Extracted data entries:

========================================

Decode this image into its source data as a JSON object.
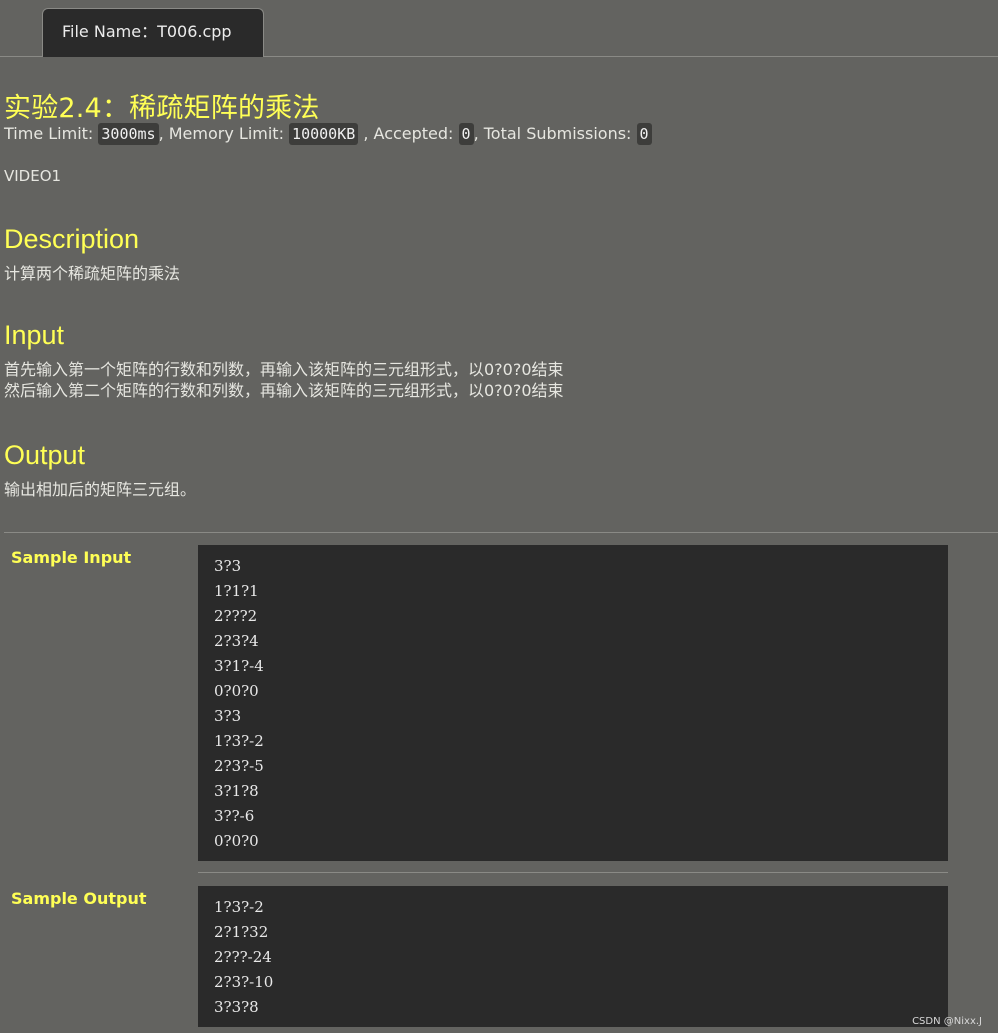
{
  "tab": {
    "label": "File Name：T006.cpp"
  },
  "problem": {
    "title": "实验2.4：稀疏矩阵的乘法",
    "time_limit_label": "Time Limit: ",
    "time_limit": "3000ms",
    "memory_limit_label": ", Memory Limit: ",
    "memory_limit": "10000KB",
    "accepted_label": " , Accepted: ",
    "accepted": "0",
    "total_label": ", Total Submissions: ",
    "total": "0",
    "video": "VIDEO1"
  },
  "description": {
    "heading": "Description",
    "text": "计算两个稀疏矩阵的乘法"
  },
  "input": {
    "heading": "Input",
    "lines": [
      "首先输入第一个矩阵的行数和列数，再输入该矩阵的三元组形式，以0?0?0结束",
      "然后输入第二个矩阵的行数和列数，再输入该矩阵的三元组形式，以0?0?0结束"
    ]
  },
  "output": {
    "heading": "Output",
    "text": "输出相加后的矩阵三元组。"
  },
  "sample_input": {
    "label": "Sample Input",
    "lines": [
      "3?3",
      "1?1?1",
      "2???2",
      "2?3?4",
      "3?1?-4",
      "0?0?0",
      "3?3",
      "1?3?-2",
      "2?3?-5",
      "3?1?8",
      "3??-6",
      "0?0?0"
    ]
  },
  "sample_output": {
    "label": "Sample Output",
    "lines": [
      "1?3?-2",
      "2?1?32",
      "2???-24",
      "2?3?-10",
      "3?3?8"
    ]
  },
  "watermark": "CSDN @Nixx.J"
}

========================================

Short task: Give an exact reproduction of every line, leaving out any picture.

Correct answer:
Decode this image into its source data as a JSON object.
{
  "tab": {
    "label": "File Name：T006.cpp"
  },
  "problem": {
    "title": "实验2.4：稀疏矩阵的乘法",
    "time_limit_label": "Time Limit: ",
    "time_limit": "3000ms",
    "memory_limit_label": ", Memory Limit: ",
    "memory_limit": "10000KB",
    "accepted_label": " , Accepted: ",
    "accepted": "0",
    "total_label": ", Total Submissions: ",
    "total": "0",
    "video": "VIDEO1"
  },
  "description": {
    "heading": "Description",
    "text": "计算两个稀疏矩阵的乘法"
  },
  "input": {
    "heading": "Input",
    "lines": [
      "首先输入第一个矩阵的行数和列数，再输入该矩阵的三元组形式，以0?0?0结束",
      "然后输入第二个矩阵的行数和列数，再输入该矩阵的三元组形式，以0?0?0结束"
    ]
  },
  "output": {
    "heading": "Output",
    "text": "输出相加后的矩阵三元组。"
  },
  "sample_input": {
    "label": "Sample Input",
    "lines": [
      "3?3",
      "1?1?1",
      "2???2",
      "2?3?4",
      "3?1?-4",
      "0?0?0",
      "3?3",
      "1?3?-2",
      "2?3?-5",
      "3?1?8",
      "3??-6",
      "0?0?0"
    ]
  },
  "sample_output": {
    "label": "Sample Output",
    "lines": [
      "1?3?-2",
      "2?1?32",
      "2???-24",
      "2?3?-10",
      "3?3?8"
    ]
  },
  "watermark": "CSDN @Nixx.J"
}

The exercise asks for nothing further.